------ Supplied data ------

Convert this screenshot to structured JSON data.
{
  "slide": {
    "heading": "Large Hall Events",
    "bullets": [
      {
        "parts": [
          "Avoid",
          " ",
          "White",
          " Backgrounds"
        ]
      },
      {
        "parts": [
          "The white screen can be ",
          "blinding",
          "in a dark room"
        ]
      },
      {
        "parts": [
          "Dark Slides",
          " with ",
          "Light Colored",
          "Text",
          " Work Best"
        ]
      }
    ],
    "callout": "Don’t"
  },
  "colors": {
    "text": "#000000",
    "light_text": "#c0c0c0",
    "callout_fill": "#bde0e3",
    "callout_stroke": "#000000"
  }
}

------

Short exercise – Reproduce the records in full, exactly as written.

Output for this task –
Convert this screenshot to structured JSON data.
{
  "slide": {
    "heading": "Large Hall Events",
    "bullets": [
      {
        "parts": [
          "Avoid",
          " ",
          "White",
          " Backgrounds"
        ]
      },
      {
        "parts": [
          "The white screen can be ",
          "blinding",
          "in a dark room"
        ]
      },
      {
        "parts": [
          "Dark Slides",
          " with ",
          "Light Colored",
          "Text",
          " Work Best"
        ]
      }
    ],
    "callout": "Don’t"
  },
  "colors": {
    "text": "#000000",
    "light_text": "#c0c0c0",
    "callout_fill": "#bde0e3",
    "callout_stroke": "#000000"
  }
}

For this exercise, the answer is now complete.